INSTRUCTIONS FOR THE TASK
Identify the lines that contain the word "title", then copy them.

Stored data
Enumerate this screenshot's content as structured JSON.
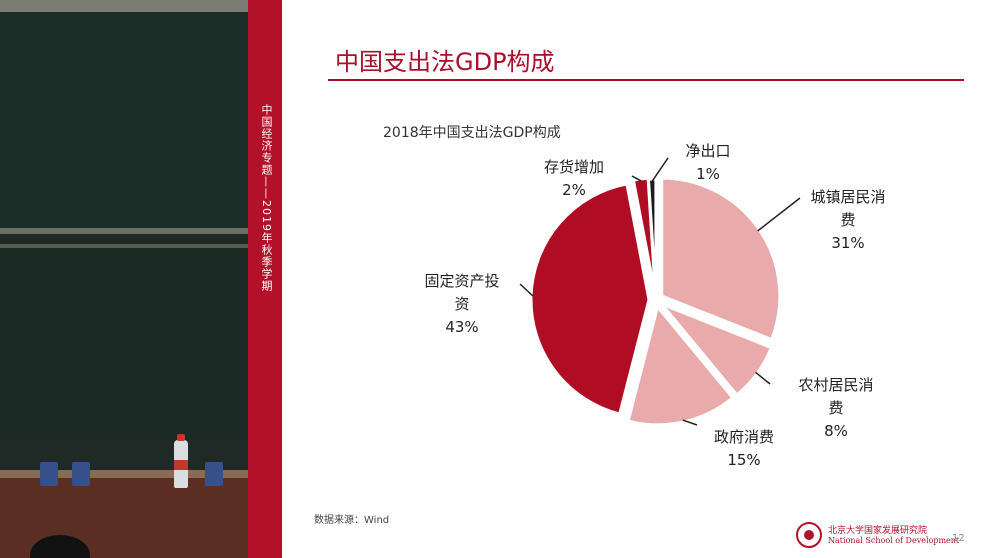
{
  "slide": {
    "side_text": "中国经济专题——2019年秋季学期",
    "title": "中国支出法GDP构成",
    "source": "数据来源：Wind",
    "logo_cn": "北京大学国家发展研究院",
    "logo_en": "National School of Development",
    "page_number": "12"
  },
  "chart_data": {
    "type": "pie",
    "title": "2018年中国支出法GDP构成",
    "slices": [
      {
        "label": "城镇居民消费",
        "label_lines": [
          "城镇居民消",
          "费"
        ],
        "pct_label": "31%",
        "value": 31,
        "color": "#e8aaab"
      },
      {
        "label": "农村居民消费",
        "label_lines": [
          "农村居民消",
          "费"
        ],
        "pct_label": "8%",
        "value": 8,
        "color": "#e8aaab"
      },
      {
        "label": "政府消费",
        "label_lines": [
          "政府消费"
        ],
        "pct_label": "15%",
        "value": 15,
        "color": "#e8aaab"
      },
      {
        "label": "固定资产投资",
        "label_lines": [
          "固定资产投",
          "资"
        ],
        "pct_label": "43%",
        "value": 43,
        "color": "#b00d24"
      },
      {
        "label": "存货增加",
        "label_lines": [
          "存货增加"
        ],
        "pct_label": "2%",
        "value": 2,
        "color": "#b00d24"
      },
      {
        "label": "净出口",
        "label_lines": [
          "净出口"
        ],
        "pct_label": "1%",
        "value": 1,
        "color": "#1a1a1a"
      }
    ],
    "legend": "none"
  }
}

THE OUTPUT
    "title": "中国支出法GDP构成",
    "title": "2018年中国支出法GDP构成",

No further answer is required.